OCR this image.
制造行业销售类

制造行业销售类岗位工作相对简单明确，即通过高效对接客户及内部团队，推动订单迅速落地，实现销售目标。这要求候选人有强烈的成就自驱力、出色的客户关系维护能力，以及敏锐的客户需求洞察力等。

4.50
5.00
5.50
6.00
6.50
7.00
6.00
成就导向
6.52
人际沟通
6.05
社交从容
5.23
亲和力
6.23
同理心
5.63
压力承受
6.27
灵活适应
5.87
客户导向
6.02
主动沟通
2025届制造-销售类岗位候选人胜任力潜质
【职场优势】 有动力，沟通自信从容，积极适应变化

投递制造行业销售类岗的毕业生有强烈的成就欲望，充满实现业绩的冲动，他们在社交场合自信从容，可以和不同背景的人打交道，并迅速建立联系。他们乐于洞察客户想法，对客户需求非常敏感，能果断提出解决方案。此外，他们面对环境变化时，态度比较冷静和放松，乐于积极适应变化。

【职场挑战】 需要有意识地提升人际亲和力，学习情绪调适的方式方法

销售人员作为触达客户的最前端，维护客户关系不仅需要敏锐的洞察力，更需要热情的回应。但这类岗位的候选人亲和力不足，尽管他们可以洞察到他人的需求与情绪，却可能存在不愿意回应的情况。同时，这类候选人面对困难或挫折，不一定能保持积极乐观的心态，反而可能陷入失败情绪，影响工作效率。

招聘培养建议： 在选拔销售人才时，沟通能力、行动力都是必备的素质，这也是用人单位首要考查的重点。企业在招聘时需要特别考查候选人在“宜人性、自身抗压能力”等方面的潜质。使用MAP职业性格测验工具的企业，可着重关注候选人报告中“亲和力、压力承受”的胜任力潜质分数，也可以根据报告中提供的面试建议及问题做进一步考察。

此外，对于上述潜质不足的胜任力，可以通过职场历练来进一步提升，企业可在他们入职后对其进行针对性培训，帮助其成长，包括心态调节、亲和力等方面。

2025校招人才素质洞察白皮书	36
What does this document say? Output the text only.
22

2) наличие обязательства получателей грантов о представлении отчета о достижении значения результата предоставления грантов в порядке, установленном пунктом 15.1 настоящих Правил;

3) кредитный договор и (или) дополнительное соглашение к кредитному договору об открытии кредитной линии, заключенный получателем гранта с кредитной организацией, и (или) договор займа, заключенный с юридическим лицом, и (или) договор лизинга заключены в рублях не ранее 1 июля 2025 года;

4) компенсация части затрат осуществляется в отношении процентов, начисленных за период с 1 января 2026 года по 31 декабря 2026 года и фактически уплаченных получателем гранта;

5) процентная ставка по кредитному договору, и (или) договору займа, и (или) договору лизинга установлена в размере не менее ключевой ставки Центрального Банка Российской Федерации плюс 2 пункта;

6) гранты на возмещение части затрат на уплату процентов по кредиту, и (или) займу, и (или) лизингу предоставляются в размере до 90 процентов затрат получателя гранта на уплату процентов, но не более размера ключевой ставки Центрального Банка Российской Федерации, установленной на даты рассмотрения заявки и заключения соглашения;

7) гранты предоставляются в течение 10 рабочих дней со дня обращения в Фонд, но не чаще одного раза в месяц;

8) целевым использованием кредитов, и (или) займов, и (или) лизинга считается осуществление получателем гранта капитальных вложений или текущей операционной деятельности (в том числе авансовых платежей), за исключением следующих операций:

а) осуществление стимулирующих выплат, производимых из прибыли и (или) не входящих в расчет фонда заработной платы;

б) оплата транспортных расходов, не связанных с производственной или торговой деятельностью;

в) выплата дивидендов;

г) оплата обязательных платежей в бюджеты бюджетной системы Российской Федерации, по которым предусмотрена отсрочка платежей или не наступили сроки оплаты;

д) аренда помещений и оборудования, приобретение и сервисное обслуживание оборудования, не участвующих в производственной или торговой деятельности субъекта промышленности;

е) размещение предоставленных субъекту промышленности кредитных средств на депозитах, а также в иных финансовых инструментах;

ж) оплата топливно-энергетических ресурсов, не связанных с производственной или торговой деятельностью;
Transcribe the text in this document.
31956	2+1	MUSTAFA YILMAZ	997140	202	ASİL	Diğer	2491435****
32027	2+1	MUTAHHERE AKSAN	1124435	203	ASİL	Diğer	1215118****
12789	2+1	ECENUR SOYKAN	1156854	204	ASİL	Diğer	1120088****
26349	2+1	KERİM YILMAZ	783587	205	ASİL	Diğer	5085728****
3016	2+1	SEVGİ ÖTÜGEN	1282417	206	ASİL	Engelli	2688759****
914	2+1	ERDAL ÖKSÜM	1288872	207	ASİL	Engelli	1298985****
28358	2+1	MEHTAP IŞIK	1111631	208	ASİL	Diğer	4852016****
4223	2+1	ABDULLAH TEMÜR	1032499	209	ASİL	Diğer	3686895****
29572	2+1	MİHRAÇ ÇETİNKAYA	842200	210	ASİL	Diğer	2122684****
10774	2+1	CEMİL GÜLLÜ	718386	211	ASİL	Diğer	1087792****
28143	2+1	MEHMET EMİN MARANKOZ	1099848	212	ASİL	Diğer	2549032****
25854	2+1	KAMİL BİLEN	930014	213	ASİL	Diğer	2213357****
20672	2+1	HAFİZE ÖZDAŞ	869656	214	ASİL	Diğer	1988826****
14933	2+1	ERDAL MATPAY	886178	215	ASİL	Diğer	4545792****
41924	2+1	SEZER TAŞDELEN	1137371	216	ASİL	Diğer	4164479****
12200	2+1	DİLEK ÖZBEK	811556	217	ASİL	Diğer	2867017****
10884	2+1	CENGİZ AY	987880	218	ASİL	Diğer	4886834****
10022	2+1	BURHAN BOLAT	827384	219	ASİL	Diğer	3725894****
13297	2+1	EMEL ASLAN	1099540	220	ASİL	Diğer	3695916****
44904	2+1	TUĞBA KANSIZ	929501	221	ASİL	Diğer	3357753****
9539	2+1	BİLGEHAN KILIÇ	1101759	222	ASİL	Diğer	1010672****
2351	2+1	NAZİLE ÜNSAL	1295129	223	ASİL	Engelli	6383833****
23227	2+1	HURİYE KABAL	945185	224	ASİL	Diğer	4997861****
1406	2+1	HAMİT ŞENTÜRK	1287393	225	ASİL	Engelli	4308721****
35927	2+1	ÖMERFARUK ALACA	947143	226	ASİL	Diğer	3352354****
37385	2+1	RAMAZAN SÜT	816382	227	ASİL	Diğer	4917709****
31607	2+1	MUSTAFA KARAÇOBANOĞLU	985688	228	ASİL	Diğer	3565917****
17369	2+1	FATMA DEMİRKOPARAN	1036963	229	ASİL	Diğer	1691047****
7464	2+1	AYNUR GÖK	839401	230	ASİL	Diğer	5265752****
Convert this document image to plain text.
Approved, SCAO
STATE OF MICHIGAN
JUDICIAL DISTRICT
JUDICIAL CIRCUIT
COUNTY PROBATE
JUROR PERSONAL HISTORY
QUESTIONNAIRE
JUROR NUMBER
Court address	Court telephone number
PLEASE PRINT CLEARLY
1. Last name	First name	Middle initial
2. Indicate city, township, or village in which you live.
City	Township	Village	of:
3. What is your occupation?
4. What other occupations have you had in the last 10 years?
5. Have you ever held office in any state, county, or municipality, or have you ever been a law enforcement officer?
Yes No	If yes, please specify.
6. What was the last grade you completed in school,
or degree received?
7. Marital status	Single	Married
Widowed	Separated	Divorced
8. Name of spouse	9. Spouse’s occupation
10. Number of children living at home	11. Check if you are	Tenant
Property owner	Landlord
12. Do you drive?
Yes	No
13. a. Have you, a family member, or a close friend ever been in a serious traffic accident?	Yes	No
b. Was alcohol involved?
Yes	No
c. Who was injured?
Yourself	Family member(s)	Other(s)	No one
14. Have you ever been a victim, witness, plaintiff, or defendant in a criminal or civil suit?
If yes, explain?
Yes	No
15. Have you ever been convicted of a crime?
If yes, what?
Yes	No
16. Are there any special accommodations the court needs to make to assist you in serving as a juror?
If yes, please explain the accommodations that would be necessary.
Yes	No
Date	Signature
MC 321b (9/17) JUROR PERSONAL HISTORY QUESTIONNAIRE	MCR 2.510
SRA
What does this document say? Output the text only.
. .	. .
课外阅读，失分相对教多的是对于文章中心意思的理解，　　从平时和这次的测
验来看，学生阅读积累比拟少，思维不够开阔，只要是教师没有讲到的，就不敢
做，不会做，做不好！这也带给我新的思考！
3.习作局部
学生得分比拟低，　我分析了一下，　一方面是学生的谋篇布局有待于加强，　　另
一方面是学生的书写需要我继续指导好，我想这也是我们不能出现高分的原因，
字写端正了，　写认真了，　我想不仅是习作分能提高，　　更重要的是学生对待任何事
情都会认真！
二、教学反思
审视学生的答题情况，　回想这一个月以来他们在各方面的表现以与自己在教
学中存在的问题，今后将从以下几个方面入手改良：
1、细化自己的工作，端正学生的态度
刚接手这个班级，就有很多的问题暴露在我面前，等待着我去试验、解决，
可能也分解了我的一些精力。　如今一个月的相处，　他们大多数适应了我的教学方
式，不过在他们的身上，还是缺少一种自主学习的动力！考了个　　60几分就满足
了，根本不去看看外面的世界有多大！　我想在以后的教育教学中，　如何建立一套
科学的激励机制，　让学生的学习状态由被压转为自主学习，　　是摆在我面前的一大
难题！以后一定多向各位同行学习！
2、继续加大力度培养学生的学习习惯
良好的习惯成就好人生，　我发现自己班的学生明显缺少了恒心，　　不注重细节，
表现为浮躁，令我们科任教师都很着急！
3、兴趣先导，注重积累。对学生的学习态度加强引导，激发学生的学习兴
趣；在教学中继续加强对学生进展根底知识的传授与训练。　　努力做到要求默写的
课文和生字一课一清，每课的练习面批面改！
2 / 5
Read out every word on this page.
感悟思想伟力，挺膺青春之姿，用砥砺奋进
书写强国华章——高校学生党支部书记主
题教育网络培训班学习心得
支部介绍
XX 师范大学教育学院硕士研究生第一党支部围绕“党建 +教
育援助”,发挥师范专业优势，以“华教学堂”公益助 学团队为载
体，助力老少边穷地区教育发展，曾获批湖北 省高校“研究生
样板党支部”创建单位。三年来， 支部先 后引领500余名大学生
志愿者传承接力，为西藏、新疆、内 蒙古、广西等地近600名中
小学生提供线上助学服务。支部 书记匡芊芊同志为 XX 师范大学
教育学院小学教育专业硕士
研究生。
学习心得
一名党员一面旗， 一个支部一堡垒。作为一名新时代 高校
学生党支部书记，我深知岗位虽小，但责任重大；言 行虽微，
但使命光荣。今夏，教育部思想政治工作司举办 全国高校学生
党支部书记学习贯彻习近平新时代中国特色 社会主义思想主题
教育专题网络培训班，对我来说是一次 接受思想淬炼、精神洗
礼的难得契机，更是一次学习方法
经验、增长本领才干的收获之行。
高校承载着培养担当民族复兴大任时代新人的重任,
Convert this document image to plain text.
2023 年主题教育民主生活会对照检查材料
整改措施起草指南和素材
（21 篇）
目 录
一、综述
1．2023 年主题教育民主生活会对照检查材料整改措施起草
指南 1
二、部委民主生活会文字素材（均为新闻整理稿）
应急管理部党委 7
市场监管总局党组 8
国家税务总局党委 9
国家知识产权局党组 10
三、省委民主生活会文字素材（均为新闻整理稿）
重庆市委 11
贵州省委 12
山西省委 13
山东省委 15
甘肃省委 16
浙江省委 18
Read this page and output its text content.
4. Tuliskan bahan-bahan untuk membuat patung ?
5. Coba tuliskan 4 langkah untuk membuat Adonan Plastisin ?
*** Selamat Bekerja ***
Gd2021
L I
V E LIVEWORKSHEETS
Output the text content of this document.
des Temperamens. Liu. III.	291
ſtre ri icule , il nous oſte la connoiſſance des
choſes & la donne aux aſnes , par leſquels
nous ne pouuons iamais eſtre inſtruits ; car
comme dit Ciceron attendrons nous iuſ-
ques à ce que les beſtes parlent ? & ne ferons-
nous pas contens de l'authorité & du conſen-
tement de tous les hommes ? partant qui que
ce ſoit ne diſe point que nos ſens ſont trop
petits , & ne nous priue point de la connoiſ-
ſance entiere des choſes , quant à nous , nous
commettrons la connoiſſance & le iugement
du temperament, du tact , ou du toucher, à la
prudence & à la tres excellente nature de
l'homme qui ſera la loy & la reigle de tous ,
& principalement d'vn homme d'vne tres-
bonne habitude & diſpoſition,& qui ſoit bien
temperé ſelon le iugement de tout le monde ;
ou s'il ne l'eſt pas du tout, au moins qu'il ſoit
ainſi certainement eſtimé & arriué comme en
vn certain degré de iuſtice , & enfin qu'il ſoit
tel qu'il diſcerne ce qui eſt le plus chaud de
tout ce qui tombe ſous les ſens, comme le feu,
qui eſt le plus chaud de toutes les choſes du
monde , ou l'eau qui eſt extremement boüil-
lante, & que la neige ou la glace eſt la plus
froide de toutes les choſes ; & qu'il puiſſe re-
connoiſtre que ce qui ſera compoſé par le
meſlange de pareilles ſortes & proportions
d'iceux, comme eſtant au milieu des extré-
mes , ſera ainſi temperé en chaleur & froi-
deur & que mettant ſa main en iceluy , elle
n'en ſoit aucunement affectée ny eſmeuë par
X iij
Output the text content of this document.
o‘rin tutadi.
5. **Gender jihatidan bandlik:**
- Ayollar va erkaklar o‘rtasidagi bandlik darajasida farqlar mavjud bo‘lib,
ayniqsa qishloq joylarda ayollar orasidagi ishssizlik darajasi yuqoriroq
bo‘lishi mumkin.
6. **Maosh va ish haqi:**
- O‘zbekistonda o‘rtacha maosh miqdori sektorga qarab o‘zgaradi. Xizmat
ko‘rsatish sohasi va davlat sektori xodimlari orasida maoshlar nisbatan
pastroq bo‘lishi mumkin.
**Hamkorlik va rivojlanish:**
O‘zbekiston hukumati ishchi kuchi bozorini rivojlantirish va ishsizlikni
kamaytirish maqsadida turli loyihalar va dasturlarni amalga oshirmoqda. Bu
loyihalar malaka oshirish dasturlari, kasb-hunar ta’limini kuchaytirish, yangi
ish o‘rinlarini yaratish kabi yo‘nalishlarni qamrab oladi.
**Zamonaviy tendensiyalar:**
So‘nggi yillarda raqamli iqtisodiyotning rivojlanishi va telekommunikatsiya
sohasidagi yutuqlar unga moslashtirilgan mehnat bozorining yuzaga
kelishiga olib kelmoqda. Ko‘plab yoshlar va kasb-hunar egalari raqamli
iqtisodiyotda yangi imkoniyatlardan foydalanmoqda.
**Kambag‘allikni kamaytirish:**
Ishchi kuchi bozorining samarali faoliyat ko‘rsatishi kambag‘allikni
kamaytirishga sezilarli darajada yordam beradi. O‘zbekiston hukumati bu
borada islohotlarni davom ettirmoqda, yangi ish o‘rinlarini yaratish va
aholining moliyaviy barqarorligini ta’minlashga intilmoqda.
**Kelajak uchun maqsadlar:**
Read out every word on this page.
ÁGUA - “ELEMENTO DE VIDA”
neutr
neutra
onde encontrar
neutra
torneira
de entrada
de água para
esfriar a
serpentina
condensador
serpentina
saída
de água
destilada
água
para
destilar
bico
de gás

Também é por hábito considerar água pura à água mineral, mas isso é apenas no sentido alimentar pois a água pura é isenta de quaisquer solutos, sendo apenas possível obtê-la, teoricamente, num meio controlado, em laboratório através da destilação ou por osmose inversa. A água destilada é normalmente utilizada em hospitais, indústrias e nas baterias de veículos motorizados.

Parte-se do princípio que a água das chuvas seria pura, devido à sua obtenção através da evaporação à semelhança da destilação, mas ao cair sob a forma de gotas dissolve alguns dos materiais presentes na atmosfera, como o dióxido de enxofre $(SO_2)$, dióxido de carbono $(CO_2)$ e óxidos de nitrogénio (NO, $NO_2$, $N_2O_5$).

Aim of the task: Each line in the material either holds the string "member" or does not. State how many do, and nothing else.

Response for this exercise: 2